** PROVIDED PASSAGE **
* * * * * * * * *
I first started by setting $\displaystyle u = 1+x^4$ ,but then $\displaystyle du = 4x^3dx$ , doesn't work out with the $\displaystyle xdx$ that is left.
Let,
$\displaystyle u=1+x^2$ then, $\displaystyle \frac{du}{dx}=2x$
Therefore, express integral as,
$\displaystyle \frac{1}{2}\int \frac{1}{1+x^2}\cdot (2x) dx$
Substitute,
$\displaystyle \frac{1}{2}\int \frac{1}{u}\frac{du}{dx} dx=\frac{1}{2}\int \frac{1}{u} du=\frac{1}{2}\ln|u|+C$Thus,
$\displaystyle \frac{1}{2}\ln |1+x^2|+C$
but, $\displaystyle 1+x^2>0$ therefore,
$\displaystyle \frac{1}{2}\ln (1+x^2)+C$

3. Oh, sorry, I made a mistake, the problem should be:

$\displaystyle \int \frac{x}{1+x^4} \ dx$

Is to the 4th power instead of 2nd.

Oh, sorry, I made a mistake, the problem should be:

$\displaystyle \int \frac{x}{1+x^4} \ dx$

Is to the 4th power instead of 2nd.
You have,
$\displaystyle \int \frac{x}{1+x^4}dx$
Let,
$\displaystyle u=x^2$ then, $\displaystyle \frac{du}{dx}=2x$
Express integrand as,
$\displaystyle \frac{1}{2}\int \frac{1}{1+(x^2)^2}\cdot (2x) dx$ and substitute,
$\displaystyle \frac{1}{2}\int \frac{1}{1+u^2}\frac{du}{dx}dx=\frac{1}{2}\int \frac{du}{1+u^2}=\frac{1}{2}\tan^{-1}(u)+C$
Substitute back,
$\displaystyle \frac{1}{2}\tan^{-1}(x^2)+C$
* * * * * * * * *
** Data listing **
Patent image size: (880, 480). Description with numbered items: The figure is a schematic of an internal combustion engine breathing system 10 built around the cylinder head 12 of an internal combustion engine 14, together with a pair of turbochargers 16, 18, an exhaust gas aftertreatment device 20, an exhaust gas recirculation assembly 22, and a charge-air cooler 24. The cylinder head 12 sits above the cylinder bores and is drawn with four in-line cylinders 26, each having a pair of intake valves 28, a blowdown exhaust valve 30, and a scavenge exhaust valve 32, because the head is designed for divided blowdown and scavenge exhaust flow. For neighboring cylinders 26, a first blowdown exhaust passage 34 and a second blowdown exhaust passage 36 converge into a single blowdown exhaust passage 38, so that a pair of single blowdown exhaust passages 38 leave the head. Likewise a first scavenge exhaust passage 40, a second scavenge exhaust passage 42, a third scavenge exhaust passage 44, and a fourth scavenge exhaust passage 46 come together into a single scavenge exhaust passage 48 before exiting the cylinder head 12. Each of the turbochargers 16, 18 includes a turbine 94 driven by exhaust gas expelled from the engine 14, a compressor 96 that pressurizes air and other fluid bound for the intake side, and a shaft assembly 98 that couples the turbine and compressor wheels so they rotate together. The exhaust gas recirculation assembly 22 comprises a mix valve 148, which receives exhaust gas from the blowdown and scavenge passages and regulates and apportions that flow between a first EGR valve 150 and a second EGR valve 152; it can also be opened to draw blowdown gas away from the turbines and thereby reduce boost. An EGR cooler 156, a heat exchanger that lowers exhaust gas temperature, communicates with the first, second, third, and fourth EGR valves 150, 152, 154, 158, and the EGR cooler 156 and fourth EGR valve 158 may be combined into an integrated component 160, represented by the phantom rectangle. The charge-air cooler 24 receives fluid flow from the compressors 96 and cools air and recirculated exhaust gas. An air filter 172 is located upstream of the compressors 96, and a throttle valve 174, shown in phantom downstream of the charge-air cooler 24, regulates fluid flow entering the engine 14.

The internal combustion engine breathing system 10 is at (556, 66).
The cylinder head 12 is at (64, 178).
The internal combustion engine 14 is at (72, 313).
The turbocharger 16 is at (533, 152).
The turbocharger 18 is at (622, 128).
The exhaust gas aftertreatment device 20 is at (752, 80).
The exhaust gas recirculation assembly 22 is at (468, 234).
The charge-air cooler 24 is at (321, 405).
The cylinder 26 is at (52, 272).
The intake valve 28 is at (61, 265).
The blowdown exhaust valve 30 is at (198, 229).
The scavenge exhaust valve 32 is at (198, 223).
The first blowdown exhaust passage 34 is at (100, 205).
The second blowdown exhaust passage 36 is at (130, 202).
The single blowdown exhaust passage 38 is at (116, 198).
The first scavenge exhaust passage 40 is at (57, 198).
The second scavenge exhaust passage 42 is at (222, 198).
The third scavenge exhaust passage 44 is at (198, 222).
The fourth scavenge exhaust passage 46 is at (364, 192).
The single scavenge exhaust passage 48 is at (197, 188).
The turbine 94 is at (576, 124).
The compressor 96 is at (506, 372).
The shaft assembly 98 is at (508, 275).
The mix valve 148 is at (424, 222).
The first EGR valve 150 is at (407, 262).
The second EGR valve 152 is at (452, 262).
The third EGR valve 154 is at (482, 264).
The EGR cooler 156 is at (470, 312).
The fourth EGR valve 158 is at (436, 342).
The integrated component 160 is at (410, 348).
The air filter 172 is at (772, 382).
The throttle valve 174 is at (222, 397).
* * * * * * * * *
** WORK TO DO **
In the integration thread, reproduce word for word the part that opens with the words containing "I first started" and closes with "that is left.".

** PROBLEM SOLUTION **
I first started by setting $\displaystyle u = 1+x^4$ ,but then $\displaystyle du = 4x^3dx$ , doesn't work out with the $\displaystyle xdx$ that is left.